> Task to complete
Exclude images, then output the remaining data verbatim.

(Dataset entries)
+-------+
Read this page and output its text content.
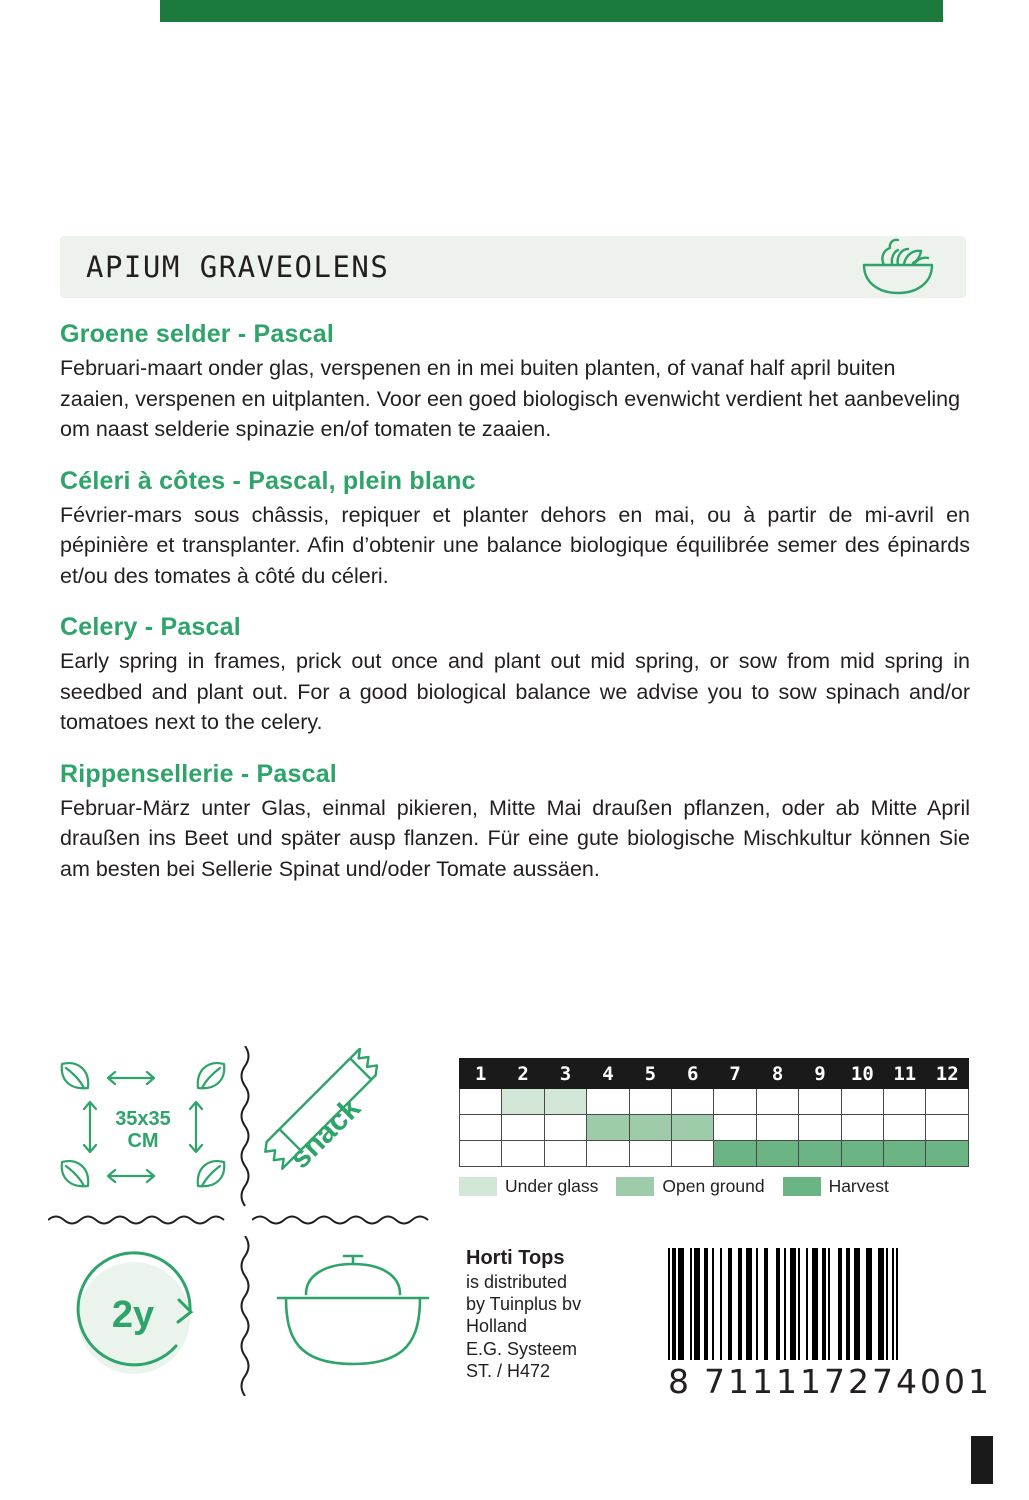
APIUM GRAVEOLENS

Groene selder - Pascal

Februari-maart onder glas, verspenen en in mei buiten planten, of vanaf half april buiten zaaien, verspenen en uitplanten. Voor een goed biologisch evenwicht verdient het aanbeveling om naast selderie spinazie en/of tomaten te zaaien.

Céleri à côtes - Pascal, plein blanc

Février-mars sous châssis, repiquer et planter dehors en mai, ou à partir de mi-avril en pépinière et transplanter. Afin d’obtenir une balance biologique équilibrée semer des épinards et/ou des tomates à côté du céleri.

Celery - Pascal

Early spring in frames, prick out once and plant out mid spring, or sow from mid spring in seedbed and plant out. For a good biological balance we advise you to sow spinach and/or tomatoes next to the celery.

Rippensellerie - Pascal

Februar-März unter Glas, einmal pikieren, Mitte Mai draußen pflanzen, oder ab Mitte April draußen ins Beet und später ausp flanzen. Für eine gute biologische Mischkultur können Sie am besten bei Sellerie Spinat und/oder Tomate aussäen.

35x35
CM	snack
2y
1	2	3	4	5	6	7	8	9	10	11	12

Under glass	Open ground	Harvest
Horti Tops
is distributed
by Tuinplus bv
Holland
E.G. Systeem
ST. / H472	8 711117274001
+-------+
> Exercise solution
Read this page and output its text content.
APIUM GRAVEOLENS

Groene selder - Pascal

Februari-maart onder glas, verspenen en in mei buiten planten, of vanaf half april buiten zaaien, verspenen en uitplanten. Voor een goed biologisch evenwicht verdient het aanbeveling om naast selderie spinazie en/of tomaten te zaaien.

Céleri à côtes - Pascal, plein blanc

Février-mars sous châssis, repiquer et planter dehors en mai, ou à partir de mi-avril en pépinière et transplanter. Afin d’obtenir une balance biologique équilibrée semer des épinards et/ou des tomates à côté du céleri.

Celery - Pascal

Early spring in frames, prick out once and plant out mid spring, or sow from mid spring in seedbed and plant out. For a good biological balance we advise you to sow spinach and/or tomatoes next to the celery.

Rippensellerie - Pascal

Februar-März unter Glas, einmal pikieren, Mitte Mai draußen pflanzen, oder ab Mitte April draußen ins Beet und später ausp flanzen. Für eine gute biologische Mischkultur können Sie am besten bei Sellerie Spinat und/oder Tomate aussäen.

35x35
CM	snack
2y
1	2	3	4	5	6	7	8	9	10	11	12

Under glass	Open ground	Harvest
Horti Tops
is distributed
by Tuinplus bv
Holland
E.G. Systeem
ST. / H472	8 711117274001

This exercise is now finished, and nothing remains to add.